Stored rows:
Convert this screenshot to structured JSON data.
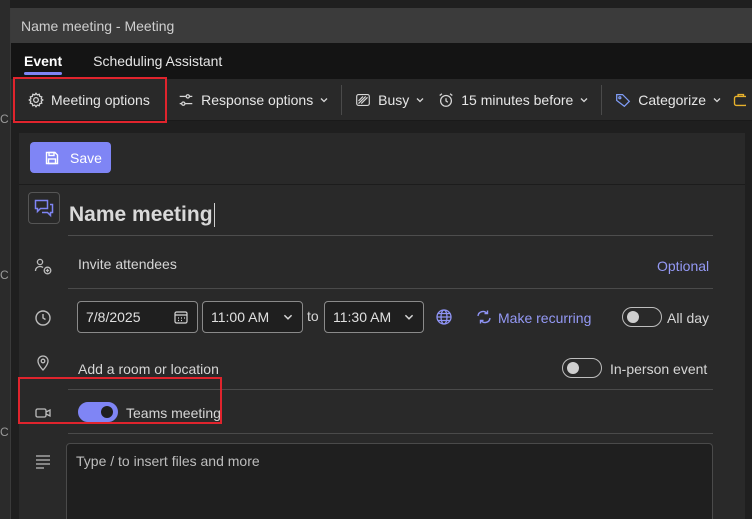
{
  "window": {
    "title": "Name meeting - Meeting"
  },
  "outer_strip": {
    "glyph": "C"
  },
  "tabs": [
    {
      "label": "Event",
      "active": true
    },
    {
      "label": "Scheduling Assistant",
      "active": false
    }
  ],
  "toolbar": {
    "meeting_options": "Meeting options",
    "response_options": "Response options",
    "show_as": "Busy",
    "reminder": "15 minutes before",
    "categorize": "Categorize"
  },
  "form": {
    "save_label": "Save",
    "title_value": "Name meeting",
    "invite_placeholder": "Invite attendees",
    "optional_link": "Optional",
    "date": "7/8/2025",
    "start_time": "11:00 AM",
    "to_label": "to",
    "end_time": "11:30 AM",
    "make_recurring": "Make recurring",
    "all_day_label": "All day",
    "all_day_on": false,
    "location_placeholder": "Add a room or location",
    "in_person_label": "In-person event",
    "in_person_on": false,
    "teams_label": "Teams meeting",
    "teams_on": true,
    "notes_placeholder": "Type / to insert files and more"
  },
  "colors": {
    "accent": "#7f85f5",
    "highlight_box": "#e0242d",
    "background": "#1f1f1f",
    "panel": "#292929"
  }
}
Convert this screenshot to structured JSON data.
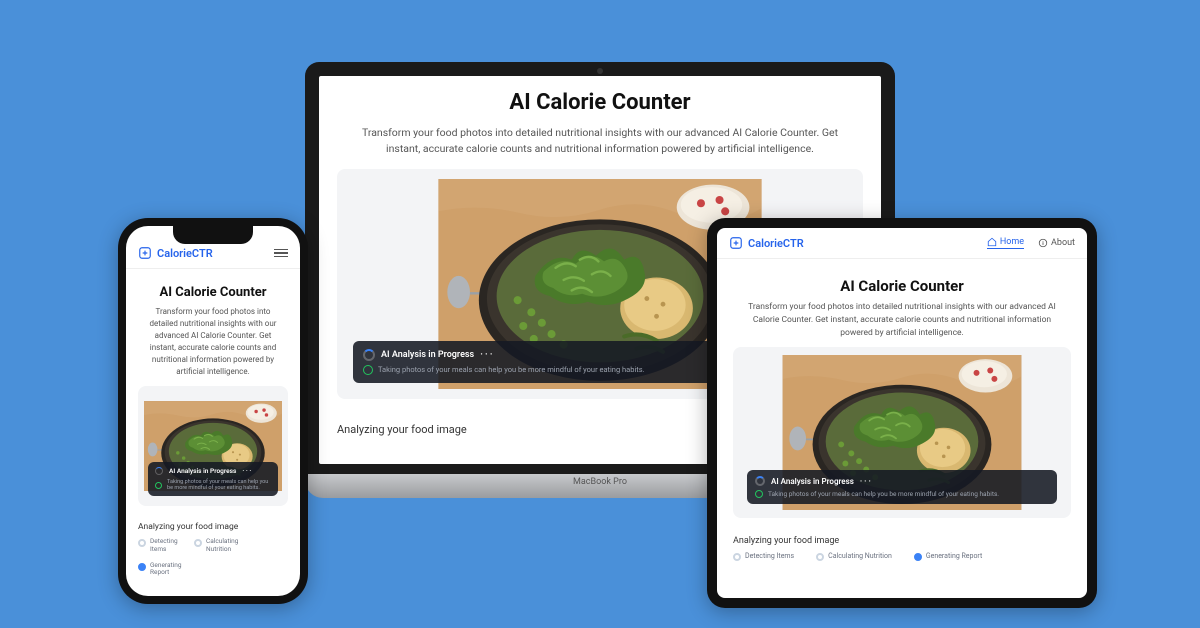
{
  "brand": {
    "name": "CalorieCTR"
  },
  "nav": {
    "home": "Home",
    "about": "About"
  },
  "hero": {
    "title": "AI Calorie Counter",
    "description": "Transform your food photos into detailed nutritional insights with our advanced AI Calorie Counter. Get instant, accurate calorie counts and nutritional information powered by artificial intelligence."
  },
  "overlay": {
    "title": "AI Analysis in Progress",
    "dots": "· · ·",
    "tip": "Taking photos of your meals can help you be more mindful of your eating habits."
  },
  "status": {
    "label": "Analyzing your food image",
    "steps": [
      "Detecting Items",
      "Calculating Nutrition",
      "Generating Report"
    ]
  },
  "laptop_label": "MacBook Pro"
}
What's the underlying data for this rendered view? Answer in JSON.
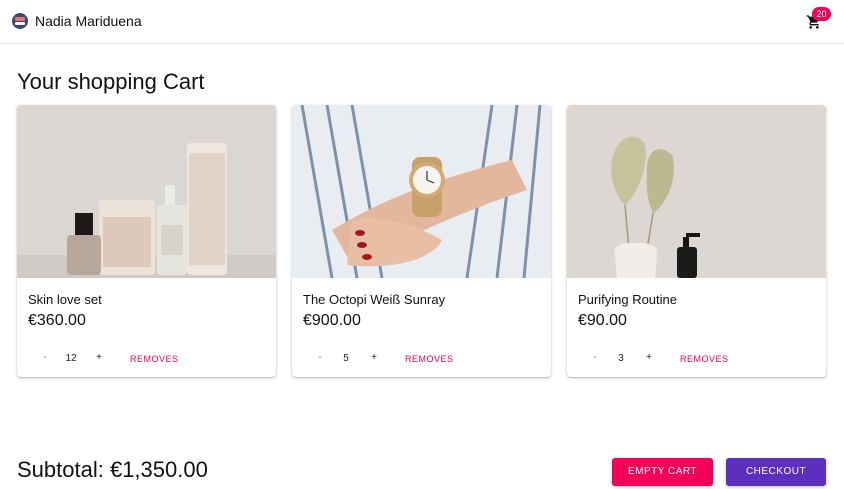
{
  "app": {
    "brand": "Nadia Mariduena",
    "cart_count": "20"
  },
  "colors": {
    "accent_pink": "#f50057",
    "primary_purple": "#5d2fbf"
  },
  "page": {
    "title": "Your shopping Cart"
  },
  "cart": {
    "items": [
      {
        "name": "Skin love set",
        "price": "€360.00",
        "quantity": "12",
        "minus": "-",
        "plus": "+",
        "remove_label": "REMOVES",
        "image": "skincare-products-photo"
      },
      {
        "name": "The Octopi Weiß Sunray",
        "price": "€900.00",
        "quantity": "5",
        "minus": "-",
        "plus": "+",
        "remove_label": "REMOVES",
        "image": "wrist-watch-photo"
      },
      {
        "name": "Purifying Routine",
        "price": "€90.00",
        "quantity": "3",
        "minus": "-",
        "plus": "+",
        "remove_label": "REMOVES",
        "image": "dried-palm-vase-photo"
      }
    ]
  },
  "footer": {
    "subtotal": "Subtotal: €1,350.00",
    "empty_label": "EMPTY CART",
    "checkout_label": "CHECKOUT"
  }
}
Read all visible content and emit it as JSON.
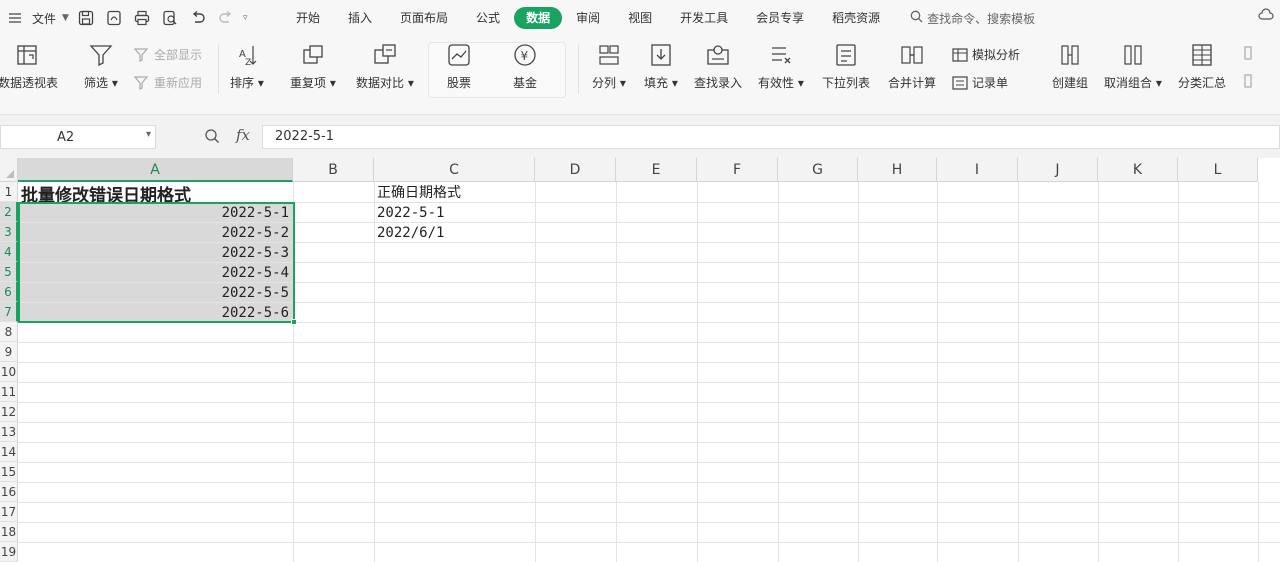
{
  "app": {
    "accent": "#1aa260"
  },
  "menubar": {
    "file_label": "文件",
    "tabs": [
      "开始",
      "插入",
      "页面布局",
      "公式",
      "数据",
      "审阅",
      "视图",
      "开发工具",
      "会员专享",
      "稻壳资源"
    ],
    "active_tab": "数据",
    "search_placeholder": "查找命令、搜索模板"
  },
  "ribbon": {
    "pivot": "数据透视表",
    "filter": "筛选",
    "show_all": "全部显示",
    "reapply": "重新应用",
    "sort": "排序",
    "duplicates": "重复项",
    "compare": "数据对比",
    "stock": "股票",
    "fund": "基金",
    "split": "分列",
    "fill": "填充",
    "lookup": "查找录入",
    "validity": "有效性",
    "dropdown": "下拉列表",
    "consolidate": "合并计算",
    "simulate": "模拟分析",
    "record": "记录单",
    "group": "创建组",
    "ungroup": "取消组合",
    "subtotal": "分类汇总"
  },
  "formula_bar": {
    "name_box": "A2",
    "fx_label": "fx",
    "formula": "2022-5-1"
  },
  "sheet": {
    "columns": [
      "A",
      "B",
      "C",
      "D",
      "E",
      "F",
      "G",
      "H",
      "I",
      "J",
      "K",
      "L"
    ],
    "selected_column": "A",
    "rows": [
      "1",
      "2",
      "3",
      "4",
      "5",
      "6",
      "7",
      "8",
      "9",
      "10",
      "11",
      "12",
      "13",
      "14",
      "15",
      "16",
      "17",
      "18",
      "19"
    ],
    "cells": {
      "A1": "批量修改错误日期格式",
      "A2": "2022-5-1",
      "A3": "2022-5-2",
      "A4": "2022-5-3",
      "A5": "2022-5-4",
      "A6": "2022-5-5",
      "A7": "2022-5-6",
      "C1": "正确日期格式",
      "C2": "2022-5-1",
      "C3": "2022/6/1"
    },
    "selection": "A2:A7"
  }
}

Stated goal:
Repeat the material above in full and exactly, apart from the pictures.

The reply:
Convert this screenshot to structured JSON data.
{
  "window": {
    "title": "Name meeting - Meeting"
  },
  "outer_strip": {
    "glyph": "C"
  },
  "tabs": [
    {
      "label": "Event",
      "active": true
    },
    {
      "label": "Scheduling Assistant",
      "active": false
    }
  ],
  "toolbar": {
    "meeting_options": "Meeting options",
    "response_options": "Response options",
    "show_as": "Busy",
    "reminder": "15 minutes before",
    "categorize": "Categorize"
  },
  "form": {
    "save_label": "Save",
    "title_value": "Name meeting",
    "invite_placeholder": "Invite attendees",
    "optional_link": "Optional",
    "date": "7/8/2025",
    "start_time": "11:00 AM",
    "to_label": "to",
    "end_time": "11:30 AM",
    "make_recurring": "Make recurring",
    "all_day_label": "All day",
    "all_day_on": false,
    "location_placeholder": "Add a room or location",
    "in_person_label": "In-person event",
    "in_person_on": false,
    "teams_label": "Teams meeting",
    "teams_on": true,
    "notes_placeholder": "Type / to insert files and more"
  },
  "colors": {
    "accent": "#7f85f5",
    "highlight_box": "#e0242d",
    "background": "#1f1f1f",
    "panel": "#292929"
  }
}
Convert this screenshot to structured JSON data.
{
  "brand": {
    "name": "CalorieCTR"
  },
  "nav": {
    "home": "Home",
    "about": "About"
  },
  "hero": {
    "title": "AI Calorie Counter",
    "description": "Transform your food photos into detailed nutritional insights with our advanced AI Calorie Counter. Get instant, accurate calorie counts and nutritional information powered by artificial intelligence."
  },
  "overlay": {
    "title": "AI Analysis in Progress",
    "dots": "· · ·",
    "tip": "Taking photos of your meals can help you be more mindful of your eating habits."
  },
  "status": {
    "label": "Analyzing your food image",
    "steps": [
      "Detecting Items",
      "Calculating Nutrition",
      "Generating Report"
    ]
  },
  "laptop_label": "MacBook Pro"
}
What's the underlying data for this rendered view? Answer in JSON.
{
  "app": {
    "brand": "Nadia Mariduena",
    "cart_count": "20"
  },
  "colors": {
    "accent_pink": "#f50057",
    "primary_purple": "#5d2fbf"
  },
  "page": {
    "title": "Your shopping Cart"
  },
  "cart": {
    "items": [
      {
        "name": "Skin love set",
        "price": "€360.00",
        "quantity": "12",
        "minus": "-",
        "plus": "+",
        "remove_label": "REMOVES",
        "image": "skincare-products-photo"
      },
      {
        "name": "The Octopi Weiß Sunray",
        "price": "€900.00",
        "quantity": "5",
        "minus": "-",
        "plus": "+",
        "remove_label": "REMOVES",
        "image": "wrist-watch-photo"
      },
      {
        "name": "Purifying Routine",
        "price": "€90.00",
        "quantity": "3",
        "minus": "-",
        "plus": "+",
        "remove_label": "REMOVES",
        "image": "dried-palm-vase-photo"
      }
    ]
  },
  "footer": {
    "subtotal": "Subtotal: €1,350.00",
    "empty_label": "EMPTY CART",
    "checkout_label": "CHECKOUT"
  }
}
Read all visible content and emit it as JSON.
{
  "app": {
    "accent": "#1aa260"
  },
  "menubar": {
    "file_label": "文件",
    "tabs": [
      "开始",
      "插入",
      "页面布局",
      "公式",
      "数据",
      "审阅",
      "视图",
      "开发工具",
      "会员专享",
      "稻壳资源"
    ],
    "active_tab": "数据",
    "search_placeholder": "查找命令、搜索模板"
  },
  "ribbon": {
    "pivot": "数据透视表",
    "filter": "筛选",
    "show_all": "全部显示",
    "reapply": "重新应用",
    "sort": "排序",
    "duplicates": "重复项",
    "compare": "数据对比",
    "stock": "股票",
    "fund": "基金",
    "split": "分列",
    "fill": "填充",
    "lookup": "查找录入",
    "validity": "有效性",
    "dropdown": "下拉列表",
    "consolidate": "合并计算",
    "simulate": "模拟分析",
    "record": "记录单",
    "group": "创建组",
    "ungroup": "取消组合",
    "subtotal": "分类汇总"
  },
  "formula_bar": {
    "name_box": "A2",
    "fx_label": "fx",
    "formula": "2022-5-1"
  },
  "sheet": {
    "columns": [
      "A",
      "B",
      "C",
      "D",
      "E",
      "F",
      "G",
      "H",
      "I",
      "J",
      "K",
      "L"
    ],
    "selected_column": "A",
    "rows": [
      "1",
      "2",
      "3",
      "4",
      "5",
      "6",
      "7",
      "8",
      "9",
      "10",
      "11",
      "12",
      "13",
      "14",
      "15",
      "16",
      "17",
      "18",
      "19"
    ],
    "cells": {
      "A1": "批量修改错误日期格式",
      "A2": "2022-5-1",
      "A3": "2022-5-2",
      "A4": "2022-5-3",
      "A5": "2022-5-4",
      "A6": "2022-5-5",
      "A7": "2022-5-6",
      "C1": "正确日期格式",
      "C2": "2022-5-1",
      "C3": "2022/6/1"
    },
    "selection": "A2:A7"
  }
}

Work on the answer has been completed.